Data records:
━━━━━━━━━━

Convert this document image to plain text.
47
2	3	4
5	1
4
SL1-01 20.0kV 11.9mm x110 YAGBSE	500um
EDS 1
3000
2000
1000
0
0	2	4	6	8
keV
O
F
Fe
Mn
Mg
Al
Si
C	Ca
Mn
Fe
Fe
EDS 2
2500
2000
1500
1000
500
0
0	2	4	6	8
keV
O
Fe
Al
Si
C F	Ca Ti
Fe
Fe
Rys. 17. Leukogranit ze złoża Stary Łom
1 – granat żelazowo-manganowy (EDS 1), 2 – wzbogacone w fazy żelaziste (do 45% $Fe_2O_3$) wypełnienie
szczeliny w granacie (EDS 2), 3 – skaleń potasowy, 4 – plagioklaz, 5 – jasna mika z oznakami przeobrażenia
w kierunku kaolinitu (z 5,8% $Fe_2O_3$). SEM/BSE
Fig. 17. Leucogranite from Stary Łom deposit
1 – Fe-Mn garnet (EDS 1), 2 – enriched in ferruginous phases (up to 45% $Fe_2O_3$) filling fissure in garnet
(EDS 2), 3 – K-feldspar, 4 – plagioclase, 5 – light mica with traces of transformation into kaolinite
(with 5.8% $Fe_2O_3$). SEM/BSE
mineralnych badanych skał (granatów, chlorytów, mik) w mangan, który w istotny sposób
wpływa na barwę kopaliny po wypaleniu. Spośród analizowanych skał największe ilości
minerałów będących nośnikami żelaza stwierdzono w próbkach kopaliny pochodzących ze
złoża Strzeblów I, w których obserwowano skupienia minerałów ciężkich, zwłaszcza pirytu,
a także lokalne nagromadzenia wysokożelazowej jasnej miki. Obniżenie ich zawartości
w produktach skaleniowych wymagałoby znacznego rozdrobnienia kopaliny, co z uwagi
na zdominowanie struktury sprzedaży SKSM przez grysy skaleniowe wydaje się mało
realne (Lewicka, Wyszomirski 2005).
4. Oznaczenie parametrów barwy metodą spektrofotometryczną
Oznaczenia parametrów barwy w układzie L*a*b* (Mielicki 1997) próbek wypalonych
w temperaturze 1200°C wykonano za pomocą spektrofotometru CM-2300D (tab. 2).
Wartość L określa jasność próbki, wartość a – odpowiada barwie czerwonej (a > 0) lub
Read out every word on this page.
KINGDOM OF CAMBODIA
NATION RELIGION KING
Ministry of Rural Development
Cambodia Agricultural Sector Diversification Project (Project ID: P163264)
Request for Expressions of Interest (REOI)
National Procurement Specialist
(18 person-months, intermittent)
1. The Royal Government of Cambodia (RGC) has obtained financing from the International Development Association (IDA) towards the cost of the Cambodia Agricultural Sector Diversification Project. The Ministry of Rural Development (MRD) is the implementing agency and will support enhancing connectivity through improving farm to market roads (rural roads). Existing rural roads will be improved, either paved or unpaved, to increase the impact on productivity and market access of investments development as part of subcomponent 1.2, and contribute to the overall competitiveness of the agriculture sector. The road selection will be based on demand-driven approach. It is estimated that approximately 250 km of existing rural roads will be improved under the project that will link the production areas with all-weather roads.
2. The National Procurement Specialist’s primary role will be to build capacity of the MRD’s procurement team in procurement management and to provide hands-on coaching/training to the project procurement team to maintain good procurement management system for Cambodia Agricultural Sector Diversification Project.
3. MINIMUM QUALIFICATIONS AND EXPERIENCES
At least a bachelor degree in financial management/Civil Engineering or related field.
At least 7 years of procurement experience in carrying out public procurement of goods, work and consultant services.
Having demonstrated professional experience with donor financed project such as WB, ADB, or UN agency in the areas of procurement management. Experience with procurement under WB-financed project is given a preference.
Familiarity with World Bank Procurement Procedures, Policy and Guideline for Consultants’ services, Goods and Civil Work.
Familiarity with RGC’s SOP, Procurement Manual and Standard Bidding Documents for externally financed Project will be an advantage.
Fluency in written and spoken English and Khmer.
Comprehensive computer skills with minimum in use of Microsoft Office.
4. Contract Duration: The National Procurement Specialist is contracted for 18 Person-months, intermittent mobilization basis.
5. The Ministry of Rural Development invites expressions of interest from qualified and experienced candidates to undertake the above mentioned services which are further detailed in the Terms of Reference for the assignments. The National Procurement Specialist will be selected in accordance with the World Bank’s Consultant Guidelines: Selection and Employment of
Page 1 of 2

━━━━━━━━━━

Tally the lines of the listing above that include the word "parametrów". Answer with the number alone.

2